Extracts from a graphics dataset
********

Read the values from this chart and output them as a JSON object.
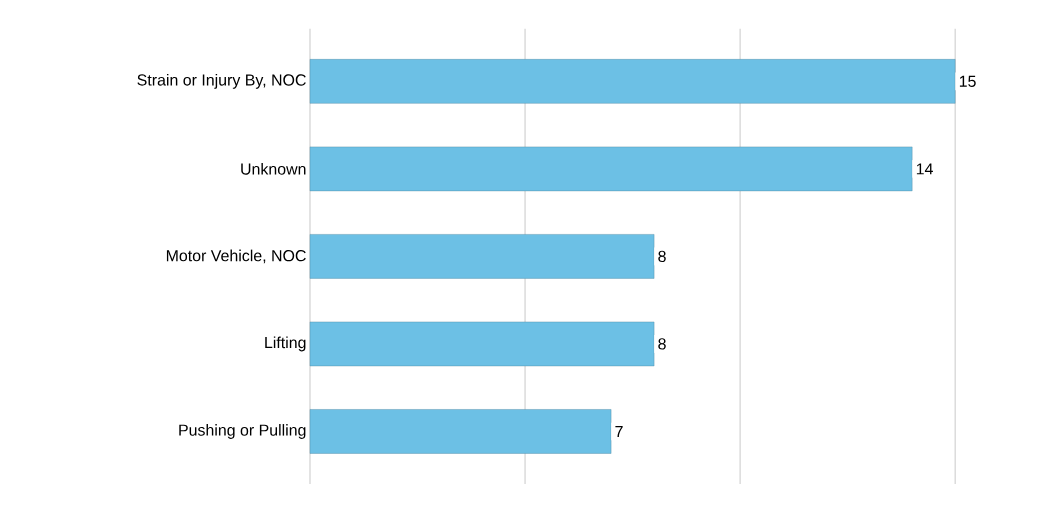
{
  "chart_data": {
    "type": "bar",
    "orientation": "horizontal",
    "categories": [
      "Strain or Injury By, NOC",
      "Unknown",
      "Motor Vehicle, NOC",
      "Lifting",
      "Pushing or Pulling"
    ],
    "values": [
      15,
      14,
      8,
      8,
      7
    ],
    "color": "#6cc0e5",
    "data_labels": true,
    "grid": "x",
    "xlim": [
      0,
      15
    ],
    "xticks": [
      {
        "value": 0,
        "label": null
      },
      {
        "value": 5,
        "label": null
      },
      {
        "value": 10,
        "label": null
      },
      {
        "value": 15,
        "label": null
      }
    ],
    "tick_labels": "y"
  }
}
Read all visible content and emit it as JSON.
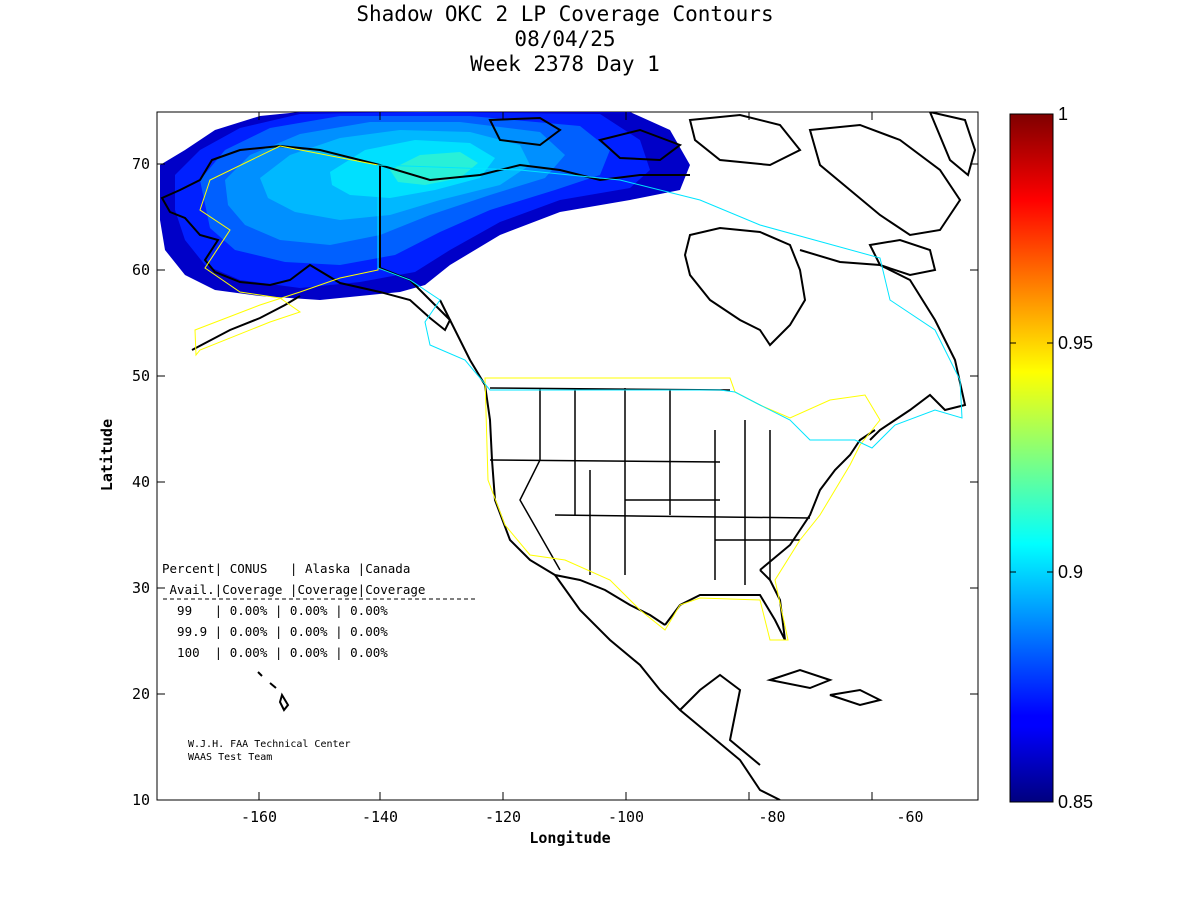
{
  "title": {
    "line1": "Shadow OKC 2 LP Coverage Contours",
    "line2": "08/04/25",
    "line3": "Week 2378 Day 1"
  },
  "axes": {
    "xlabel": "Longitude",
    "ylabel": "Latitude",
    "xlim": [
      -175,
      -50
    ],
    "ylim": [
      10,
      75
    ],
    "xticks": [
      -160,
      -140,
      -120,
      -100,
      -80,
      -60
    ],
    "yticks": [
      10,
      20,
      30,
      40,
      50,
      60,
      70
    ]
  },
  "colorbar": {
    "range": [
      0.85,
      1
    ],
    "ticks": [
      "0.85",
      "0.9",
      "0.95",
      "1"
    ],
    "colormap": "jet"
  },
  "table": {
    "header1": "Percent| CONUS   | Alaska |Canada",
    "header2": " Avail.|Coverage |Coverage|Coverage",
    "rows": [
      "  99   | 0.00% | 0.00% | 0.00%",
      "  99.9 | 0.00% | 0.00% | 0.00%",
      "  100  | 0.00% | 0.00% | 0.00%"
    ]
  },
  "credits": {
    "line1": "W.J.H. FAA Technical Center",
    "line2": "WAAS Test Team"
  },
  "colors": {
    "region_boundary_conus_alaska": "#ffff00",
    "region_boundary_canada": "#00e5ff",
    "coastline": "#000000"
  }
}
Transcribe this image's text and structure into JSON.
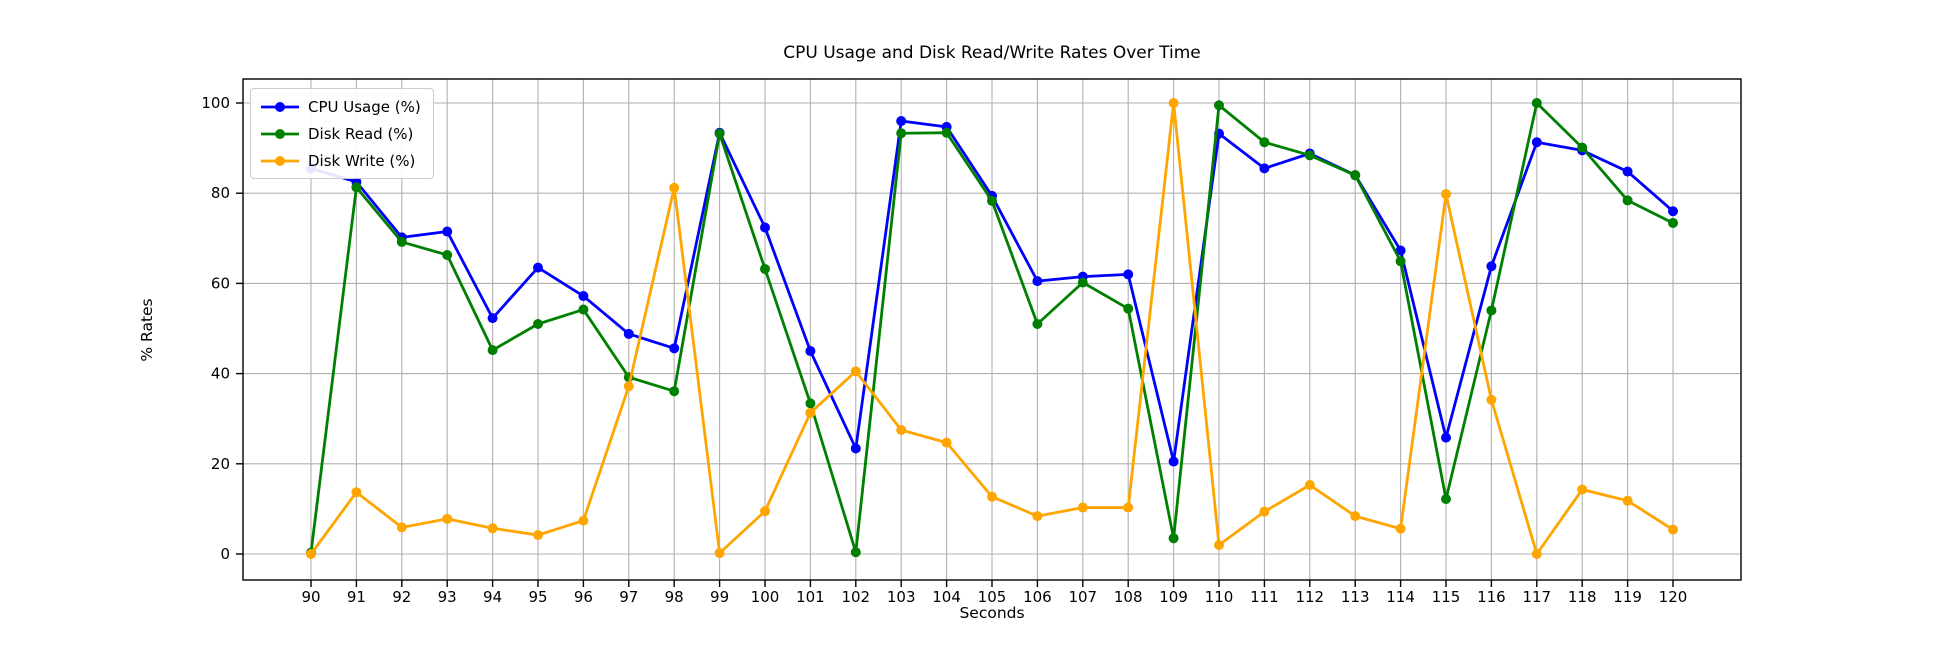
{
  "figure": {
    "background": "#ffffff"
  },
  "chart_data": {
    "type": "line",
    "title": "CPU Usage and Disk Read/Write Rates Over Time",
    "xlabel": "Seconds",
    "ylabel": "% Rates",
    "x": [
      90,
      91,
      92,
      93,
      94,
      95,
      96,
      97,
      98,
      99,
      100,
      101,
      102,
      103,
      104,
      105,
      106,
      107,
      108,
      109,
      110,
      111,
      112,
      113,
      114,
      115,
      116,
      117,
      118,
      119,
      120
    ],
    "xticks": [
      90,
      91,
      92,
      93,
      94,
      95,
      96,
      97,
      98,
      99,
      100,
      101,
      102,
      103,
      104,
      105,
      106,
      107,
      108,
      109,
      110,
      111,
      112,
      113,
      114,
      115,
      116,
      117,
      118,
      119,
      120
    ],
    "yticks": [
      0,
      20,
      40,
      60,
      80,
      100
    ],
    "xlim": [
      88.5,
      121.5
    ],
    "ylim": [
      -5.8,
      105.3
    ],
    "grid": true,
    "legend_position": "upper left",
    "series": [
      {
        "name": "CPU Usage (%)",
        "color": "#0000ff",
        "values": [
          85.5,
          82.5,
          70.2,
          71.5,
          52.3,
          63.5,
          57.2,
          48.8,
          45.6,
          93.4,
          72.4,
          45.0,
          23.4,
          96.0,
          94.7,
          79.4,
          60.5,
          61.5,
          62.0,
          20.5,
          93.2,
          85.5,
          88.8,
          84.0,
          67.3,
          25.8,
          63.8,
          91.3,
          89.5,
          84.8,
          76.0
        ]
      },
      {
        "name": "Disk Read (%)",
        "color": "#008000",
        "values": [
          0.3,
          81.3,
          69.2,
          66.3,
          45.2,
          51.0,
          54.2,
          39.2,
          36.1,
          93.2,
          63.2,
          33.4,
          0.4,
          93.3,
          93.4,
          78.3,
          51.0,
          60.2,
          54.4,
          3.5,
          99.5,
          91.3,
          88.4,
          84.0,
          64.9,
          12.2,
          54.0,
          100.0,
          90.1,
          78.4,
          73.4
        ]
      },
      {
        "name": "Disk Write (%)",
        "color": "#ffa500",
        "values": [
          0.0,
          13.7,
          5.9,
          7.8,
          5.7,
          4.2,
          7.4,
          37.2,
          81.2,
          0.2,
          9.5,
          31.3,
          40.5,
          27.5,
          24.7,
          12.7,
          8.4,
          10.3,
          10.3,
          100.0,
          2.0,
          9.4,
          15.3,
          8.4,
          5.6,
          79.8,
          34.2,
          0.0,
          14.3,
          11.8,
          5.4
        ]
      }
    ],
    "style": {
      "grid_color": "#b0b0b0",
      "spine_color": "#000000",
      "text_color": "#000000",
      "background": "#ffffff",
      "line_width": 2.8,
      "marker_radius": 5
    }
  }
}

********

Exercise directions
Your task is to reproduce all of the material exactly. The pictures stay out.

Task answer
Read the values from this chart and output them as a JSON object.
{
  "chart_data": {
    "type": "bar",
    "orientation": "horizontal",
    "categories": [
      "Strain or Injury By, NOC",
      "Unknown",
      "Motor Vehicle, NOC",
      "Lifting",
      "Pushing or Pulling"
    ],
    "values": [
      15,
      14,
      8,
      8,
      7
    ],
    "color": "#6cc0e5",
    "data_labels": true,
    "grid": "x",
    "xlim": [
      0,
      15
    ],
    "xticks": [
      {
        "value": 0,
        "label": null
      },
      {
        "value": 5,
        "label": null
      },
      {
        "value": 10,
        "label": null
      },
      {
        "value": 15,
        "label": null
      }
    ],
    "tick_labels": "y"
  }
}
Read all visible content and emit it as JSON.
{
  "title": {
    "line1": "Shadow OKC 2 LP Coverage Contours",
    "line2": "08/04/25",
    "line3": "Week 2378 Day 1"
  },
  "axes": {
    "xlabel": "Longitude",
    "ylabel": "Latitude",
    "xlim": [
      -175,
      -50
    ],
    "ylim": [
      10,
      75
    ],
    "xticks": [
      -160,
      -140,
      -120,
      -100,
      -80,
      -60
    ],
    "yticks": [
      10,
      20,
      30,
      40,
      50,
      60,
      70
    ]
  },
  "colorbar": {
    "range": [
      0.85,
      1
    ],
    "ticks": [
      "0.85",
      "0.9",
      "0.95",
      "1"
    ],
    "colormap": "jet"
  },
  "table": {
    "header1": "Percent| CONUS   | Alaska |Canada",
    "header2": " Avail.|Coverage |Coverage|Coverage",
    "rows": [
      "  99   | 0.00% | 0.00% | 0.00%",
      "  99.9 | 0.00% | 0.00% | 0.00%",
      "  100  | 0.00% | 0.00% | 0.00%"
    ]
  },
  "credits": {
    "line1": "W.J.H. FAA Technical Center",
    "line2": "WAAS Test Team"
  },
  "colors": {
    "region_boundary_conus_alaska": "#ffff00",
    "region_boundary_canada": "#00e5ff",
    "coastline": "#000000"
  }
}
Transcribe this image's text and structure into JSON.
{
  "figure": {
    "background": "#ffffff"
  },
  "chart_data": {
    "type": "line",
    "title": "CPU Usage and Disk Read/Write Rates Over Time",
    "xlabel": "Seconds",
    "ylabel": "% Rates",
    "x": [
      90,
      91,
      92,
      93,
      94,
      95,
      96,
      97,
      98,
      99,
      100,
      101,
      102,
      103,
      104,
      105,
      106,
      107,
      108,
      109,
      110,
      111,
      112,
      113,
      114,
      115,
      116,
      117,
      118,
      119,
      120
    ],
    "xticks": [
      90,
      91,
      92,
      93,
      94,
      95,
      96,
      97,
      98,
      99,
      100,
      101,
      102,
      103,
      104,
      105,
      106,
      107,
      108,
      109,
      110,
      111,
      112,
      113,
      114,
      115,
      116,
      117,
      118,
      119,
      120
    ],
    "yticks": [
      0,
      20,
      40,
      60,
      80,
      100
    ],
    "xlim": [
      88.5,
      121.5
    ],
    "ylim": [
      -5.8,
      105.3
    ],
    "grid": true,
    "legend_position": "upper left",
    "series": [
      {
        "name": "CPU Usage (%)",
        "color": "#0000ff",
        "values": [
          85.5,
          82.5,
          70.2,
          71.5,
          52.3,
          63.5,
          57.2,
          48.8,
          45.6,
          93.4,
          72.4,
          45.0,
          23.4,
          96.0,
          94.7,
          79.4,
          60.5,
          61.5,
          62.0,
          20.5,
          93.2,
          85.5,
          88.8,
          84.0,
          67.3,
          25.8,
          63.8,
          91.3,
          89.5,
          84.8,
          76.0
        ]
      },
      {
        "name": "Disk Read (%)",
        "color": "#008000",
        "values": [
          0.3,
          81.3,
          69.2,
          66.3,
          45.2,
          51.0,
          54.2,
          39.2,
          36.1,
          93.2,
          63.2,
          33.4,
          0.4,
          93.3,
          93.4,
          78.3,
          51.0,
          60.2,
          54.4,
          3.5,
          99.5,
          91.3,
          88.4,
          84.0,
          64.9,
          12.2,
          54.0,
          100.0,
          90.1,
          78.4,
          73.4
        ]
      },
      {
        "name": "Disk Write (%)",
        "color": "#ffa500",
        "values": [
          0.0,
          13.7,
          5.9,
          7.8,
          5.7,
          4.2,
          7.4,
          37.2,
          81.2,
          0.2,
          9.5,
          31.3,
          40.5,
          27.5,
          24.7,
          12.7,
          8.4,
          10.3,
          10.3,
          100.0,
          2.0,
          9.4,
          15.3,
          8.4,
          5.6,
          79.8,
          34.2,
          0.0,
          14.3,
          11.8,
          5.4
        ]
      }
    ],
    "style": {
      "grid_color": "#b0b0b0",
      "spine_color": "#000000",
      "text_color": "#000000",
      "background": "#ffffff",
      "line_width": 2.8,
      "marker_radius": 5
    }
  }
}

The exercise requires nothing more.